Dataset records
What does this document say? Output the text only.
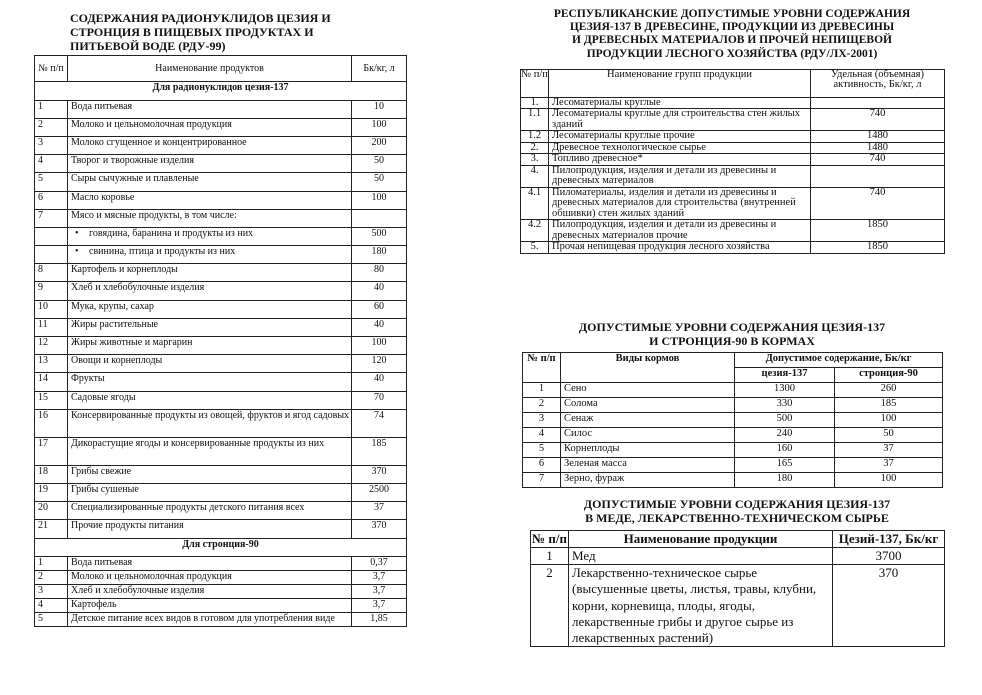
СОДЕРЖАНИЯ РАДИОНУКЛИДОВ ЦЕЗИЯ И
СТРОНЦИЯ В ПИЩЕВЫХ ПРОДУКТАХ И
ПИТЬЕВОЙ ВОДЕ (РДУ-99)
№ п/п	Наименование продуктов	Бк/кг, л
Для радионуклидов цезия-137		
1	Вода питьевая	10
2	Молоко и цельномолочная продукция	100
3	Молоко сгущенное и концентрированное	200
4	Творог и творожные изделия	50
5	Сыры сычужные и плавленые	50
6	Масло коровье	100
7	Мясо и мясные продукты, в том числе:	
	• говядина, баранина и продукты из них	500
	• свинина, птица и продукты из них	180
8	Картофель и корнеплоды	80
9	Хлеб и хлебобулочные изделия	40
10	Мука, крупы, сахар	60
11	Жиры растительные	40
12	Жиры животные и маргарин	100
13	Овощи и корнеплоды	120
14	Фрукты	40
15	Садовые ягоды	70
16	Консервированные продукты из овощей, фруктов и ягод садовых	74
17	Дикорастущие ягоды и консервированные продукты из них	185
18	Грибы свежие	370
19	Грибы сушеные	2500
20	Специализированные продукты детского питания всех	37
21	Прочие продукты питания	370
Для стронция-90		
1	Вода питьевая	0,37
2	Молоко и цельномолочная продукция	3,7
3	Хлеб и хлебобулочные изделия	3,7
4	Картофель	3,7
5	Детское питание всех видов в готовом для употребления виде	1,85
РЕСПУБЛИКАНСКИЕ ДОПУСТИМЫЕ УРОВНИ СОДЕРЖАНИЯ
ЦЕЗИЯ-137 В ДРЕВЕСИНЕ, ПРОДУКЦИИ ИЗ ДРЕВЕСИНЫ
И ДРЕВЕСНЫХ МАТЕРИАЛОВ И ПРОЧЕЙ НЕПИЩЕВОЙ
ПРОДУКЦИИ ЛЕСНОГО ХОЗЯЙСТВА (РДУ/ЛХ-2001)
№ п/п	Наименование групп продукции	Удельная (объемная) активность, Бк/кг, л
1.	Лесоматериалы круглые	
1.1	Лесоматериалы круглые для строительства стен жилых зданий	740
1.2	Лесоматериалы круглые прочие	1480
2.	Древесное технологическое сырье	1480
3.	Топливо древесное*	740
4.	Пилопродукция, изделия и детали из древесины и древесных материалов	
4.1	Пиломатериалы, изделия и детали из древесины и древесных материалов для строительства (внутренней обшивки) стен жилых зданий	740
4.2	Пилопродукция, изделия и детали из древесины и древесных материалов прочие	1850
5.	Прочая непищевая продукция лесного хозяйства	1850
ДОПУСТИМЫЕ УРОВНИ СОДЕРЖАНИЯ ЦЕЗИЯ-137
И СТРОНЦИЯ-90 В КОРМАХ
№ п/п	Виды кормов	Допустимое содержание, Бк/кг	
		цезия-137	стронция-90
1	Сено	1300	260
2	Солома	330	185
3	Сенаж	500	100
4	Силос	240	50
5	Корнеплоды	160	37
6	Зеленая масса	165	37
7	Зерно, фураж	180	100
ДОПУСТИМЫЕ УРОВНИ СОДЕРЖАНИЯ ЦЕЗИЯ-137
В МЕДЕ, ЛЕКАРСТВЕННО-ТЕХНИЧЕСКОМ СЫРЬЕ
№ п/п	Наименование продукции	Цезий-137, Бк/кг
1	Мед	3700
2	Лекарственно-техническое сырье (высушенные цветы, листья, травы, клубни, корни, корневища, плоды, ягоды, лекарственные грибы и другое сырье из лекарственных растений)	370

Task description
Copy all of the entries verbatim, leaving out any pictures they contain.

Response below
What does this document say? Output the text only.
СОДЕРЖАНИЯ РАДИОНУКЛИДОВ ЦЕЗИЯ И
СТРОНЦИЯ В ПИЩЕВЫХ ПРОДУКТАХ И
ПИТЬЕВОЙ ВОДЕ (РДУ-99)
№ п/п	Наименование продуктов	Бк/кг, л
Для радионуклидов цезия-137		
1	Вода питьевая	10
2	Молоко и цельномолочная продукция	100
3	Молоко сгущенное и концентрированное	200
4	Творог и творожные изделия	50
5	Сыры сычужные и плавленые	50
6	Масло коровье	100
7	Мясо и мясные продукты, в том числе:	
	• говядина, баранина и продукты из них	500
	• свинина, птица и продукты из них	180
8	Картофель и корнеплоды	80
9	Хлеб и хлебобулочные изделия	40
10	Мука, крупы, сахар	60
11	Жиры растительные	40
12	Жиры животные и маргарин	100
13	Овощи и корнеплоды	120
14	Фрукты	40
15	Садовые ягоды	70
16	Консервированные продукты из овощей, фруктов и ягод садовых	74
17	Дикорастущие ягоды и консервированные продукты из них	185
18	Грибы свежие	370
19	Грибы сушеные	2500
20	Специализированные продукты детского питания всех	37
21	Прочие продукты питания	370
Для стронция-90		
1	Вода питьевая	0,37
2	Молоко и цельномолочная продукция	3,7
3	Хлеб и хлебобулочные изделия	3,7
4	Картофель	3,7
5	Детское питание всех видов в готовом для употребления виде	1,85
РЕСПУБЛИКАНСКИЕ ДОПУСТИМЫЕ УРОВНИ СОДЕРЖАНИЯ
ЦЕЗИЯ-137 В ДРЕВЕСИНЕ, ПРОДУКЦИИ ИЗ ДРЕВЕСИНЫ
И ДРЕВЕСНЫХ МАТЕРИАЛОВ И ПРОЧЕЙ НЕПИЩЕВОЙ
ПРОДУКЦИИ ЛЕСНОГО ХОЗЯЙСТВА (РДУ/ЛХ-2001)
№ п/п	Наименование групп продукции	Удельная (объемная) активность, Бк/кг, л
1.	Лесоматериалы круглые	
1.1	Лесоматериалы круглые для строительства стен жилых зданий	740
1.2	Лесоматериалы круглые прочие	1480
2.	Древесное технологическое сырье	1480
3.	Топливо древесное*	740
4.	Пилопродукция, изделия и детали из древесины и древесных материалов	
4.1	Пиломатериалы, изделия и детали из древесины и древесных материалов для строительства (внутренней обшивки) стен жилых зданий	740
4.2	Пилопродукция, изделия и детали из древесины и древесных материалов прочие	1850
5.	Прочая непищевая продукция лесного хозяйства	1850
ДОПУСТИМЫЕ УРОВНИ СОДЕРЖАНИЯ ЦЕЗИЯ-137
И СТРОНЦИЯ-90 В КОРМАХ
№ п/п	Виды кормов	Допустимое содержание, Бк/кг	
		цезия-137	стронция-90
1	Сено	1300	260
2	Солома	330	185
3	Сенаж	500	100
4	Силос	240	50
5	Корнеплоды	160	37
6	Зеленая масса	165	37
7	Зерно, фураж	180	100
ДОПУСТИМЫЕ УРОВНИ СОДЕРЖАНИЯ ЦЕЗИЯ-137
В МЕДЕ, ЛЕКАРСТВЕННО-ТЕХНИЧЕСКОМ СЫРЬЕ
№ п/п	Наименование продукции	Цезий-137, Бк/кг
1	Мед	3700
2	Лекарственно-техническое сырье (высушенные цветы, листья, травы, клубни, корни, корневища, плоды, ягоды, лекарственные грибы и другое сырье из лекарственных растений)	370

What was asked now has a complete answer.